═════ Records for processing

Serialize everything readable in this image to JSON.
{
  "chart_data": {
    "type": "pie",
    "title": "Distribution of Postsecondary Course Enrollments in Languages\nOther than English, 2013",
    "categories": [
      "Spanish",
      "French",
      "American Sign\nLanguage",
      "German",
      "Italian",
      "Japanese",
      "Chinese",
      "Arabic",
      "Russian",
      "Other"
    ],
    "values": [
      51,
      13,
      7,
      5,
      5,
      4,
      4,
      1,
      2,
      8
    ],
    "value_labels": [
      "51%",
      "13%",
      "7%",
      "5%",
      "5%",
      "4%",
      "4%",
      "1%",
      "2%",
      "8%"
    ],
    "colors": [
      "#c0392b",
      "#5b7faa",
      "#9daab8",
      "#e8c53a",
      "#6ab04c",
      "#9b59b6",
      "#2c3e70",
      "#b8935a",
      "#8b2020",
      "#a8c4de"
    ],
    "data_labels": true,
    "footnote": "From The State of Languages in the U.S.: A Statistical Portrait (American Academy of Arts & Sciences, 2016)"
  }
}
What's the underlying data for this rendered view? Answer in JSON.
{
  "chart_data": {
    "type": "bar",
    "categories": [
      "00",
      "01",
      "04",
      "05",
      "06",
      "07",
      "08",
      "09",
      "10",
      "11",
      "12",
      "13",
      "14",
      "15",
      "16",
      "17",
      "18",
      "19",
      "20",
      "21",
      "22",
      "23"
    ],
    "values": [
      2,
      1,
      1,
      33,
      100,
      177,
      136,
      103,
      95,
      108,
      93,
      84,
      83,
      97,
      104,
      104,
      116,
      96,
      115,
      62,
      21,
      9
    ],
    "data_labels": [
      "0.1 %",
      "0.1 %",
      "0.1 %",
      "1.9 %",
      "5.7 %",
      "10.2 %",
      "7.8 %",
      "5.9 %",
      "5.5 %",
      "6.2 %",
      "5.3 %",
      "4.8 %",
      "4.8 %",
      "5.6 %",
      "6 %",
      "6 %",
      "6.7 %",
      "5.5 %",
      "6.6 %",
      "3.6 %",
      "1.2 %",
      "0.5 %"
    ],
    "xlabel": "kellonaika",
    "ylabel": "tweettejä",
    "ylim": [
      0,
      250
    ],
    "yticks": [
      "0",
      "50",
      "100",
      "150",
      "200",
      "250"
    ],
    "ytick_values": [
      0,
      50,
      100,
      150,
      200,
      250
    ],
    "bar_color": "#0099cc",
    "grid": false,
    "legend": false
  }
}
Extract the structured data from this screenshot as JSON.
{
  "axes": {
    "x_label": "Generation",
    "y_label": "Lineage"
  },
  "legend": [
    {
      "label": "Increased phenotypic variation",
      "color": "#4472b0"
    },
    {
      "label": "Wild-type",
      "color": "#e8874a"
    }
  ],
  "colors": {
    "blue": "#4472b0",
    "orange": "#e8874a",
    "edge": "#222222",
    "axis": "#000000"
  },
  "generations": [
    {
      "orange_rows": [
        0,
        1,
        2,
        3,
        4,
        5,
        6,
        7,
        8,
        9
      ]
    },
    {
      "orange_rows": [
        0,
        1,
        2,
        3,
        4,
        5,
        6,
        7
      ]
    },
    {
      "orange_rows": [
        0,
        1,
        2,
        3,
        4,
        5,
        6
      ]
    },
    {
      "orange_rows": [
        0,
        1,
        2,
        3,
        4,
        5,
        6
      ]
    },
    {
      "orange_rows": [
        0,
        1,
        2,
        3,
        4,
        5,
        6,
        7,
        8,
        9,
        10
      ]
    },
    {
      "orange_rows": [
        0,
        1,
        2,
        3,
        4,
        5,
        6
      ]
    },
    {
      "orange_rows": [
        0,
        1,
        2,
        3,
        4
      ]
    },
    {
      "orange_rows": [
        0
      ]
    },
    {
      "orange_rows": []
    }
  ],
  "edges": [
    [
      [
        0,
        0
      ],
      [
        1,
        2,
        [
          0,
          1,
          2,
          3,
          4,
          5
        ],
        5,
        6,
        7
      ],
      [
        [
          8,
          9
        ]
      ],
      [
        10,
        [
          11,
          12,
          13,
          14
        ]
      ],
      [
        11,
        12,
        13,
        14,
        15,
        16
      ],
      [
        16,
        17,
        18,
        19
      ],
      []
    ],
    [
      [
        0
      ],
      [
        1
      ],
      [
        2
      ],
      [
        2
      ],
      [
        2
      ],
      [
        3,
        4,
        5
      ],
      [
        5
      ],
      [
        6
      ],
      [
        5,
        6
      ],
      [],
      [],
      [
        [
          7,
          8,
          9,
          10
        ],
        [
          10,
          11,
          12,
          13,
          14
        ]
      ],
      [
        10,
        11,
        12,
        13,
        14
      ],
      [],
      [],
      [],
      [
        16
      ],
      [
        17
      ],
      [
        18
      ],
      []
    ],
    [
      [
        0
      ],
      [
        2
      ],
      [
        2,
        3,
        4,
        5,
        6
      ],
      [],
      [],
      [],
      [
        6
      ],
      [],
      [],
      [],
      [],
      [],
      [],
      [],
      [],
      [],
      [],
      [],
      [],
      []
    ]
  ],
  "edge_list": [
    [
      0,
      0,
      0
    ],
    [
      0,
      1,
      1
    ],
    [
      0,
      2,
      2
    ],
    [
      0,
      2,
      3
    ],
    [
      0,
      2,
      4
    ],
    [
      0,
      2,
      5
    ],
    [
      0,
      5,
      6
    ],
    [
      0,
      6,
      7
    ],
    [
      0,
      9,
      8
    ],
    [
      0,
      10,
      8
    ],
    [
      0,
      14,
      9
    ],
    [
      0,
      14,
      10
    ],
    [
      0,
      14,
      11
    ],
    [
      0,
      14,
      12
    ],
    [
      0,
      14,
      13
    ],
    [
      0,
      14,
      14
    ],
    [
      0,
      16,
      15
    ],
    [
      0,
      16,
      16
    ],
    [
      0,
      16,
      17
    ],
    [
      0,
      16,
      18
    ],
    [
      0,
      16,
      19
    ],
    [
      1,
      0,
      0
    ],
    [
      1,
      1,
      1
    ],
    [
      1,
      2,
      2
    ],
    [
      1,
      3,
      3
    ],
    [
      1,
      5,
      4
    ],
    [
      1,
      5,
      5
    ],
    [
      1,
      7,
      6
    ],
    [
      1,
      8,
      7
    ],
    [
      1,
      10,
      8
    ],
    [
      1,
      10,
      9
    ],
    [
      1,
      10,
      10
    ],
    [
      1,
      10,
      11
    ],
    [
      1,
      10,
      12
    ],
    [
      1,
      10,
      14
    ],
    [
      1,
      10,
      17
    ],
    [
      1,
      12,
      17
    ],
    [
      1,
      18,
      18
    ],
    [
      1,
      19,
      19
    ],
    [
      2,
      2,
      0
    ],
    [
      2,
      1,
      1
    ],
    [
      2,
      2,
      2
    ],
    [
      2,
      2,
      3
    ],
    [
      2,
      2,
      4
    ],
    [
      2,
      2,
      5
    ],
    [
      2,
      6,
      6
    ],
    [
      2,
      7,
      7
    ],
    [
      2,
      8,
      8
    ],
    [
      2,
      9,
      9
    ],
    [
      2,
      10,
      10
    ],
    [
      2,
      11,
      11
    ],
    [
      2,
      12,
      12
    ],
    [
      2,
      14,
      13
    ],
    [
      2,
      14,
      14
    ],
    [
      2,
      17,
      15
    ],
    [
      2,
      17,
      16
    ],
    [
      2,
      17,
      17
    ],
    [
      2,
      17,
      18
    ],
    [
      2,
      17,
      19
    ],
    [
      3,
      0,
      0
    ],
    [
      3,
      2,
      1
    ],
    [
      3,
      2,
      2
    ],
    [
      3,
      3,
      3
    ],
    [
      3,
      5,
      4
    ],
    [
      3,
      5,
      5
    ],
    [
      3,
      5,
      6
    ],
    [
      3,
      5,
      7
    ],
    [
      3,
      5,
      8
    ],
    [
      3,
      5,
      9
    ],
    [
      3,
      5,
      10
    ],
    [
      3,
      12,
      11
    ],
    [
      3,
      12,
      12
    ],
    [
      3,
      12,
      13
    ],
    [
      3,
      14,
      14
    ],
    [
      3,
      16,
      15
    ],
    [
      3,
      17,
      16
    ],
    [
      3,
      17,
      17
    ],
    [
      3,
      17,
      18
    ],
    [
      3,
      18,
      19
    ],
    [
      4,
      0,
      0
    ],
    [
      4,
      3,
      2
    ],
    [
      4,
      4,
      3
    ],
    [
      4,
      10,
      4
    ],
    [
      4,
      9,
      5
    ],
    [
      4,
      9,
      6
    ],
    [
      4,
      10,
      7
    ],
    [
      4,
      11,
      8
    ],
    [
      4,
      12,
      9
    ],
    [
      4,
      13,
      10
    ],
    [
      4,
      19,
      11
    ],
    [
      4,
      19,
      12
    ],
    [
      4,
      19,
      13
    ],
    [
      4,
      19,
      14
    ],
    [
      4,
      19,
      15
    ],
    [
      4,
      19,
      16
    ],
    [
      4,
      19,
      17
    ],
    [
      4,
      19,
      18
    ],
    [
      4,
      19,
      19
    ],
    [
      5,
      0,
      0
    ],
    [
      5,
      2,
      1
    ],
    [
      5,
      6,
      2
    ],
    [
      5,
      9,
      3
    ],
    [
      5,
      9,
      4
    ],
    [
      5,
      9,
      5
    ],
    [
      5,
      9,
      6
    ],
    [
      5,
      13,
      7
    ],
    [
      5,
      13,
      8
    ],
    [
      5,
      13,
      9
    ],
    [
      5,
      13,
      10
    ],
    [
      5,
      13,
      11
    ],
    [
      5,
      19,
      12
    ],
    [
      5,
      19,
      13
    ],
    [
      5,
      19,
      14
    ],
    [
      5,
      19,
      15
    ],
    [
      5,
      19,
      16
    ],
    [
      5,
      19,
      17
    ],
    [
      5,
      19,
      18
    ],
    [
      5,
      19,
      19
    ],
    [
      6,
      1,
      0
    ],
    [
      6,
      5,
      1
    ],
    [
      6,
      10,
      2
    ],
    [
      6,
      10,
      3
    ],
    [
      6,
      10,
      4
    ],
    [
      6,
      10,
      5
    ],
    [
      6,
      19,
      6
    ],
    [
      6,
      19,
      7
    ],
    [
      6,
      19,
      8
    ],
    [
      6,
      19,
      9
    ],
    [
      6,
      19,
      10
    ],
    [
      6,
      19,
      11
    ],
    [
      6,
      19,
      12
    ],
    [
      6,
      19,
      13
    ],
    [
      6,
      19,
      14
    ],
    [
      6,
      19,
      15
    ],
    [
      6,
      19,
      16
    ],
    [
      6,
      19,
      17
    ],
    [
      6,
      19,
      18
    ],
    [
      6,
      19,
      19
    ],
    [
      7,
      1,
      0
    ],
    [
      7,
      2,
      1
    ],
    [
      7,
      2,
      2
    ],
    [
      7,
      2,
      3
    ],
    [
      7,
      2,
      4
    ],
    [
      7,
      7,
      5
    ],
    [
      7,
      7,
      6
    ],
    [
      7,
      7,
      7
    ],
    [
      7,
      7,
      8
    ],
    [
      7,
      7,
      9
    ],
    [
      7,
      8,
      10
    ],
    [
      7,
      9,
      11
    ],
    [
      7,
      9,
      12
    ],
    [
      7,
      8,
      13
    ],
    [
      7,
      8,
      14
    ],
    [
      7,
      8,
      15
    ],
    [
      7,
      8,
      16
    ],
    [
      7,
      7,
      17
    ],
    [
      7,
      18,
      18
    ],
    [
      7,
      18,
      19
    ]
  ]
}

══════════

Prompt:
Search the lines for the word "this" and report how many contain it, by number only.

Task solution:
3